(What is required)
Please report every line from the material that contains the word "Either".

# START OF Records provided

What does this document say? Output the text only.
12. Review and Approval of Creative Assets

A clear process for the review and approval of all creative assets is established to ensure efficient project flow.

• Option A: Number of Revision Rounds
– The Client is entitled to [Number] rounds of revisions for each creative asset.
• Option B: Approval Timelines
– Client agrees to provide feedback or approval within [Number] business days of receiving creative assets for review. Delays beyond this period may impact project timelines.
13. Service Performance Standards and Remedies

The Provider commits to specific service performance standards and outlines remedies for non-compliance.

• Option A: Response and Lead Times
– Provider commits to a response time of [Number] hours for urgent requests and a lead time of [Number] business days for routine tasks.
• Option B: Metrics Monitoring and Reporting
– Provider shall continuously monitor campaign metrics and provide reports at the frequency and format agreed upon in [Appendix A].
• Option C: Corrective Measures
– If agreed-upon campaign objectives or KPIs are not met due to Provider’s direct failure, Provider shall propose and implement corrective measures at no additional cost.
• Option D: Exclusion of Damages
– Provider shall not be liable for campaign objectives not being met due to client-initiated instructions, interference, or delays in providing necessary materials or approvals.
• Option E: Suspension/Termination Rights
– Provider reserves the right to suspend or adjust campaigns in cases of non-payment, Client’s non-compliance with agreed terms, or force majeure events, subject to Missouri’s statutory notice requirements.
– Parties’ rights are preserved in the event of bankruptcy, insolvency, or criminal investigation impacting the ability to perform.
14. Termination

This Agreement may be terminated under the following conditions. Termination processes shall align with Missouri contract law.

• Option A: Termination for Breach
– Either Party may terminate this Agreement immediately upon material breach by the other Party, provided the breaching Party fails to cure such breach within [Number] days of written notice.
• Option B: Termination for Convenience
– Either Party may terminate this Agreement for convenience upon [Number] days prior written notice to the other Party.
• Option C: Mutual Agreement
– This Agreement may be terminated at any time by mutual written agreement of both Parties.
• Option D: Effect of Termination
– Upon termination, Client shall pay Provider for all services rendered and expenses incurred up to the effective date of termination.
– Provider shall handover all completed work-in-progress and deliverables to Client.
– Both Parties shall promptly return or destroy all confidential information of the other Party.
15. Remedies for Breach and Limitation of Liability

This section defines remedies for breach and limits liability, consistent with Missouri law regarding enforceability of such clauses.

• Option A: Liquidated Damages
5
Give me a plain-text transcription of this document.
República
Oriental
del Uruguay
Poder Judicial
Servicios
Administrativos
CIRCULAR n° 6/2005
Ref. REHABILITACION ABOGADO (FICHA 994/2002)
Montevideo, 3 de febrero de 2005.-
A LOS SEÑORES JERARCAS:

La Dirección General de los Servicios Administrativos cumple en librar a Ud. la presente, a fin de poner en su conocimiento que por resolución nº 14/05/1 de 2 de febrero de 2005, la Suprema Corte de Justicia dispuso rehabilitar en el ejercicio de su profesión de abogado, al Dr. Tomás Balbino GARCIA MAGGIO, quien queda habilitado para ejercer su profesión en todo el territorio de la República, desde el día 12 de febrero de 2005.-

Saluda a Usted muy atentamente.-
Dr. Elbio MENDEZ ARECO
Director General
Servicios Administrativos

# END OF Records provided

(Exercise answer)
– Either Party may terminate this Agreement immediately upon material breach by the other Party, provided the breaching Party fails to cure such breach within [Number] days of written notice.
– Either Party may terminate this Agreement for convenience upon [Number] days prior written notice to the other Party.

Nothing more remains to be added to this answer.